> _What the task requires_
Reproduce the material below line for line, without changing anything, and leave out the pictures.

> _Data rows_
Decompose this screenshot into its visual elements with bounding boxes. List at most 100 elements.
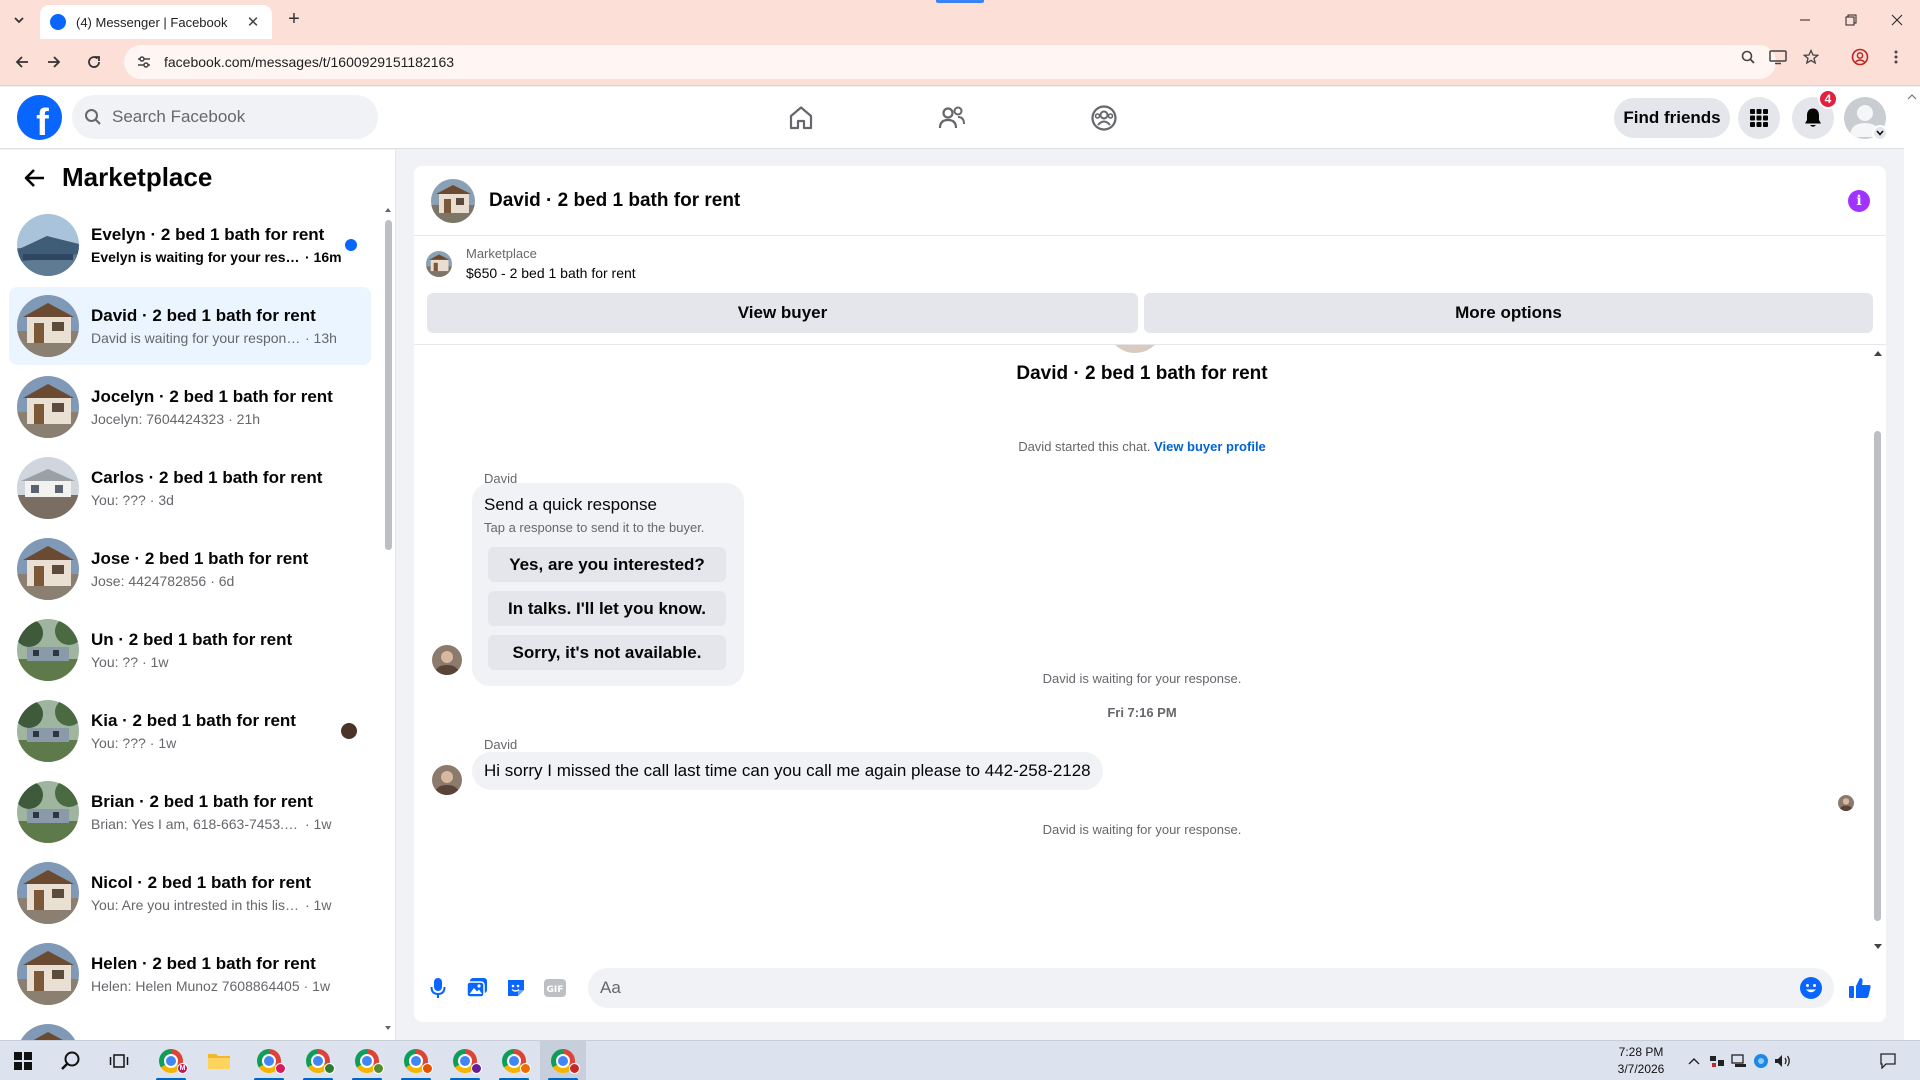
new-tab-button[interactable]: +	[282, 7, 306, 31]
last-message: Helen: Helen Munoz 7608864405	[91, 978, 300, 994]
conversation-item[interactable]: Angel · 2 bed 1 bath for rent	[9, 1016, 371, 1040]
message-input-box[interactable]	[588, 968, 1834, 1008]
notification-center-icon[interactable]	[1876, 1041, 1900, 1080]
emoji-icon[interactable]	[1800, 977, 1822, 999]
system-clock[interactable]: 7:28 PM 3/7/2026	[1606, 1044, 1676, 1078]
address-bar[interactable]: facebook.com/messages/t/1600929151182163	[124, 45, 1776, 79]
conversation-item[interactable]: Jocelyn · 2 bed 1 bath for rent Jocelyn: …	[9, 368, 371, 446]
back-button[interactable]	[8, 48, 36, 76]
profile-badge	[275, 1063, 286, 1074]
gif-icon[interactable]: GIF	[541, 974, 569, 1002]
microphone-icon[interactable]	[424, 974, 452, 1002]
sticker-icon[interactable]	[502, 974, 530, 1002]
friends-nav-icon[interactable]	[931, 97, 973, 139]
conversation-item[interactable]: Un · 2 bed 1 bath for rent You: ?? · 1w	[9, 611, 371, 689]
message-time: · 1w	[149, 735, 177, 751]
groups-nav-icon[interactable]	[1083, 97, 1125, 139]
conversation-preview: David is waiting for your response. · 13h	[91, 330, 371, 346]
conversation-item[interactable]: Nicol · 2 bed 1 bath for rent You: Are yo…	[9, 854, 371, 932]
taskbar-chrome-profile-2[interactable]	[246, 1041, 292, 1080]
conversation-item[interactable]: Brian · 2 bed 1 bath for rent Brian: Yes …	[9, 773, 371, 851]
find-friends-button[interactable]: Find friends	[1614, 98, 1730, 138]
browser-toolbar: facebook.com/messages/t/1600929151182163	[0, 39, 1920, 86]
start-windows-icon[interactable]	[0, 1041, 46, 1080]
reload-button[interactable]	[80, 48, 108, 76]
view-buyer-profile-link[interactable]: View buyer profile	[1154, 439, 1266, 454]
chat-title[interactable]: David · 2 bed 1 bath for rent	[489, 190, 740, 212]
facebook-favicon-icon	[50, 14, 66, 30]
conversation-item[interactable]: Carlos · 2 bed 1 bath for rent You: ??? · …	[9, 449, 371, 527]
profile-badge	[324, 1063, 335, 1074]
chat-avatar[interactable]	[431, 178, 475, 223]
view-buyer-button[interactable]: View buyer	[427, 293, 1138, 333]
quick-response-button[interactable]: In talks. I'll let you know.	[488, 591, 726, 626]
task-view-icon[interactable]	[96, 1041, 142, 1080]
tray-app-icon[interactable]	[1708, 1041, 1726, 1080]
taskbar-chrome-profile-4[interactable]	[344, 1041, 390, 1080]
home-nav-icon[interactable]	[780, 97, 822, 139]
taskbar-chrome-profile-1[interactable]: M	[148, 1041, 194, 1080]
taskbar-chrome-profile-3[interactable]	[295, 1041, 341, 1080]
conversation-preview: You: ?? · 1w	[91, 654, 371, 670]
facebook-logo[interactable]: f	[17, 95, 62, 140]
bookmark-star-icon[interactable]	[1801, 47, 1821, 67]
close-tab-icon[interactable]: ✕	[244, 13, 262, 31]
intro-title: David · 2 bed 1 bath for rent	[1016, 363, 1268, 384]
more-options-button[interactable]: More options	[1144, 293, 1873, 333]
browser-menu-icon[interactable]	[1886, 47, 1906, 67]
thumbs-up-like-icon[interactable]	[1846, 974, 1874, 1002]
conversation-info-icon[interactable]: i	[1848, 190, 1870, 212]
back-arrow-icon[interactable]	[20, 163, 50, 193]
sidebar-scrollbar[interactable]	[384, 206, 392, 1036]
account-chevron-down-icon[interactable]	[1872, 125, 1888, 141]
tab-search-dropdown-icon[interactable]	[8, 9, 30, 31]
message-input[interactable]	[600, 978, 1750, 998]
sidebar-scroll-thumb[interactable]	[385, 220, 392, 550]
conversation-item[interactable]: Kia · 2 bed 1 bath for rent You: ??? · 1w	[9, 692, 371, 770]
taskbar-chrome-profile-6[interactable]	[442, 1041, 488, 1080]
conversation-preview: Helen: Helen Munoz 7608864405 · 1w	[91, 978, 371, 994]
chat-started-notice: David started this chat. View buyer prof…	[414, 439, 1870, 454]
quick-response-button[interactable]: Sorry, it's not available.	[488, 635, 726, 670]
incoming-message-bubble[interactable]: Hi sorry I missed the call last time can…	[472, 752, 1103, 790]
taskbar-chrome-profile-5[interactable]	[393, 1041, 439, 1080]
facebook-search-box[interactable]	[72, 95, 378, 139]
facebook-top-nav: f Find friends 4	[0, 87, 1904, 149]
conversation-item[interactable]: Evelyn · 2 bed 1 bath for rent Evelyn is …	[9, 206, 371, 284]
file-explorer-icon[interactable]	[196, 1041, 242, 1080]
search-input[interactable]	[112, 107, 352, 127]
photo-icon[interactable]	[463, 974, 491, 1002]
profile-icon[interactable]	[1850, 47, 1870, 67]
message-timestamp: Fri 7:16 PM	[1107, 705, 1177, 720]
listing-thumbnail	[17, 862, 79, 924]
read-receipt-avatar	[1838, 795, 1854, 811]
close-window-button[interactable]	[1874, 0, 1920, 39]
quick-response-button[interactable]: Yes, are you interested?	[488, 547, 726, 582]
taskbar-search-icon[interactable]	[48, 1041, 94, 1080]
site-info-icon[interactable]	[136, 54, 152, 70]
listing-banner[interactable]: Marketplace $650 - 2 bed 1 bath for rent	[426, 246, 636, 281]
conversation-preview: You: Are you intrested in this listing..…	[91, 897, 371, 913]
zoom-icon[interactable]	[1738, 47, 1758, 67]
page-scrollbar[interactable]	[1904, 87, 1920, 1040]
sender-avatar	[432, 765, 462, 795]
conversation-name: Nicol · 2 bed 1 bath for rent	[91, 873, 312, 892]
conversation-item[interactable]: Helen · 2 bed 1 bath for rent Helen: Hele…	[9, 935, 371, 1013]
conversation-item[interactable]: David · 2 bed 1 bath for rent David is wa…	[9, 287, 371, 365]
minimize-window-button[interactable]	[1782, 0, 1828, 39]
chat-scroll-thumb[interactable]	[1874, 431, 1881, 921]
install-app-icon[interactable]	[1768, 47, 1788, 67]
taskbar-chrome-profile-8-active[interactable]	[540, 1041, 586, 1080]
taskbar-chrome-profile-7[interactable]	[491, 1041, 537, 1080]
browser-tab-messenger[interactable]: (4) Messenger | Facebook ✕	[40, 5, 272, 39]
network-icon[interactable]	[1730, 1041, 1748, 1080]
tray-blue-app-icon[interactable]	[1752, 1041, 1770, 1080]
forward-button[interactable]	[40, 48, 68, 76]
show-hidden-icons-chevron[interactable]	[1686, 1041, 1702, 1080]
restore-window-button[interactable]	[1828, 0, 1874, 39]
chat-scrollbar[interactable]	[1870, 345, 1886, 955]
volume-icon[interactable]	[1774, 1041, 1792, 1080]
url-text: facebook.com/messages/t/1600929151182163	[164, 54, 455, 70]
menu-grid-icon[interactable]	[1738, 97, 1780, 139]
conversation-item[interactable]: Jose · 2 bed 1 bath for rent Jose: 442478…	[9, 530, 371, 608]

> _The output_
Decompose this screenshot into its visual elements with bounding boxes. List at most 100 elements.
new-tab-button[interactable]: +	[282, 7, 306, 31]
last-message: Helen: Helen Munoz 7608864405	[91, 978, 300, 994]
conversation-item[interactable]: Angel · 2 bed 1 bath for rent	[9, 1016, 371, 1040]
message-input-box[interactable]	[588, 968, 1834, 1008]
notification-center-icon[interactable]	[1876, 1041, 1900, 1080]
emoji-icon[interactable]	[1800, 977, 1822, 999]
system-clock[interactable]: 7:28 PM 3/7/2026	[1606, 1044, 1676, 1078]
address-bar[interactable]: facebook.com/messages/t/1600929151182163	[124, 45, 1776, 79]
conversation-item[interactable]: Jocelyn · 2 bed 1 bath for rent Jocelyn: …	[9, 368, 371, 446]
back-button[interactable]	[8, 48, 36, 76]
profile-badge	[275, 1063, 286, 1074]
gif-icon[interactable]: GIF	[541, 974, 569, 1002]
microphone-icon[interactable]	[424, 974, 452, 1002]
sticker-icon[interactable]	[502, 974, 530, 1002]
friends-nav-icon[interactable]	[931, 97, 973, 139]
conversation-item[interactable]: Un · 2 bed 1 bath for rent You: ?? · 1w	[9, 611, 371, 689]
message-time: · 1w	[149, 735, 177, 751]
groups-nav-icon[interactable]	[1083, 97, 1125, 139]
conversation-preview: David is waiting for your response. · 13h	[91, 330, 371, 346]
conversation-item[interactable]: Nicol · 2 bed 1 bath for rent You: Are yo…	[9, 854, 371, 932]
taskbar-chrome-profile-2[interactable]	[246, 1041, 292, 1080]
conversation-item[interactable]: Brian · 2 bed 1 bath for rent Brian: Yes …	[9, 773, 371, 851]
find-friends-button[interactable]: Find friends	[1614, 98, 1730, 138]
browser-toolbar: facebook.com/messages/t/1600929151182163	[0, 39, 1920, 86]
start-windows-icon[interactable]	[0, 1041, 46, 1080]
reload-button[interactable]	[80, 48, 108, 76]
view-buyer-profile-link[interactable]: View buyer profile	[1154, 439, 1266, 454]
chat-title[interactable]: David · 2 bed 1 bath for rent	[489, 190, 740, 212]
facebook-favicon-icon	[50, 14, 66, 30]
conversation-item[interactable]: Carlos · 2 bed 1 bath for rent You: ??? · …	[9, 449, 371, 527]
profile-badge	[324, 1063, 335, 1074]
chat-avatar[interactable]	[431, 178, 475, 223]
view-buyer-button[interactable]: View buyer	[427, 293, 1138, 333]
quick-response-button[interactable]: In talks. I'll let you know.	[488, 591, 726, 626]
task-view-icon[interactable]	[96, 1041, 142, 1080]
tray-app-icon[interactable]	[1708, 1041, 1726, 1080]
taskbar-chrome-profile-4[interactable]	[344, 1041, 390, 1080]
home-nav-icon[interactable]	[780, 97, 822, 139]
taskbar-chrome-profile-1[interactable]: M	[148, 1041, 194, 1080]
taskbar-chrome-profile-3[interactable]	[295, 1041, 341, 1080]
conversation-preview: You: ?? · 1w	[91, 654, 371, 670]
facebook-logo[interactable]: f	[17, 95, 62, 140]
bookmark-star-icon[interactable]	[1801, 47, 1821, 67]
close-tab-icon[interactable]: ✕	[244, 13, 262, 31]
intro-title: David · 2 bed 1 bath for rent	[1016, 363, 1268, 384]
more-options-button[interactable]: More options	[1144, 293, 1873, 333]
browser-menu-icon[interactable]	[1886, 47, 1906, 67]
thumbs-up-like-icon[interactable]	[1846, 974, 1874, 1002]
conversation-info-icon[interactable]: i	[1848, 190, 1870, 212]
back-arrow-icon[interactable]	[20, 163, 50, 193]
sidebar-scrollbar[interactable]	[384, 206, 392, 1036]
account-chevron-down-icon[interactable]	[1872, 125, 1888, 141]
tab-search-dropdown-icon[interactable]	[8, 9, 30, 31]
message-input[interactable]	[600, 978, 1750, 998]
sidebar-scroll-thumb[interactable]	[385, 220, 392, 550]
conversation-item[interactable]: Kia · 2 bed 1 bath for rent You: ??? · 1w	[9, 692, 371, 770]
taskbar-chrome-profile-6[interactable]	[442, 1041, 488, 1080]
conversation-preview: Helen: Helen Munoz 7608864405 · 1w	[91, 978, 371, 994]
chat-started-notice: David started this chat. View buyer prof…	[414, 439, 1870, 454]
quick-response-button[interactable]: Sorry, it's not available.	[488, 635, 726, 670]
incoming-message-bubble[interactable]: Hi sorry I missed the call last time can…	[472, 752, 1103, 790]
taskbar-chrome-profile-5[interactable]	[393, 1041, 439, 1080]
facebook-search-box[interactable]	[72, 95, 378, 139]
facebook-top-nav: f Find friends 4	[0, 87, 1904, 149]
conversation-item[interactable]: Evelyn · 2 bed 1 bath for rent Evelyn is …	[9, 206, 371, 284]
file-explorer-icon[interactable]	[196, 1041, 242, 1080]
search-input[interactable]	[112, 107, 352, 127]
photo-icon[interactable]	[463, 974, 491, 1002]
profile-icon[interactable]	[1850, 47, 1870, 67]
message-timestamp: Fri 7:16 PM	[1107, 705, 1177, 720]
listing-thumbnail	[17, 862, 79, 924]
read-receipt-avatar	[1838, 795, 1854, 811]
close-window-button[interactable]	[1874, 0, 1920, 39]
quick-response-button[interactable]: Yes, are you interested?	[488, 547, 726, 582]
taskbar-search-icon[interactable]	[48, 1041, 94, 1080]
site-info-icon[interactable]	[136, 54, 152, 70]
listing-banner[interactable]: Marketplace $650 - 2 bed 1 bath for rent	[426, 246, 636, 281]
conversation-preview: You: Are you intrested in this listing..…	[91, 897, 371, 913]
zoom-icon[interactable]	[1738, 47, 1758, 67]
page-scrollbar[interactable]	[1904, 87, 1920, 1040]
sender-avatar	[432, 765, 462, 795]
conversation-name: Nicol · 2 bed 1 bath for rent	[91, 873, 312, 892]
conversation-item[interactable]: Helen · 2 bed 1 bath for rent Helen: Hele…	[9, 935, 371, 1013]
conversation-item[interactable]: David · 2 bed 1 bath for rent David is wa…	[9, 287, 371, 365]
minimize-window-button[interactable]	[1782, 0, 1828, 39]
chat-scroll-thumb[interactable]	[1874, 431, 1881, 921]
install-app-icon[interactable]	[1768, 47, 1788, 67]
taskbar-chrome-profile-8-active[interactable]	[540, 1041, 586, 1080]
taskbar-chrome-profile-7[interactable]	[491, 1041, 537, 1080]
browser-tab-messenger[interactable]: (4) Messenger | Facebook ✕	[40, 5, 272, 39]
network-icon[interactable]	[1730, 1041, 1748, 1080]
tray-blue-app-icon[interactable]	[1752, 1041, 1770, 1080]
forward-button[interactable]	[40, 48, 68, 76]
show-hidden-icons-chevron[interactable]	[1686, 1041, 1702, 1080]
restore-window-button[interactable]	[1828, 0, 1874, 39]
chat-scrollbar[interactable]	[1870, 345, 1886, 955]
volume-icon[interactable]	[1774, 1041, 1792, 1080]
url-text: facebook.com/messages/t/1600929151182163	[164, 54, 455, 70]
menu-grid-icon[interactable]	[1738, 97, 1780, 139]
conversation-item[interactable]: Jose · 2 bed 1 bath for rent Jose: 442478…	[9, 530, 371, 608]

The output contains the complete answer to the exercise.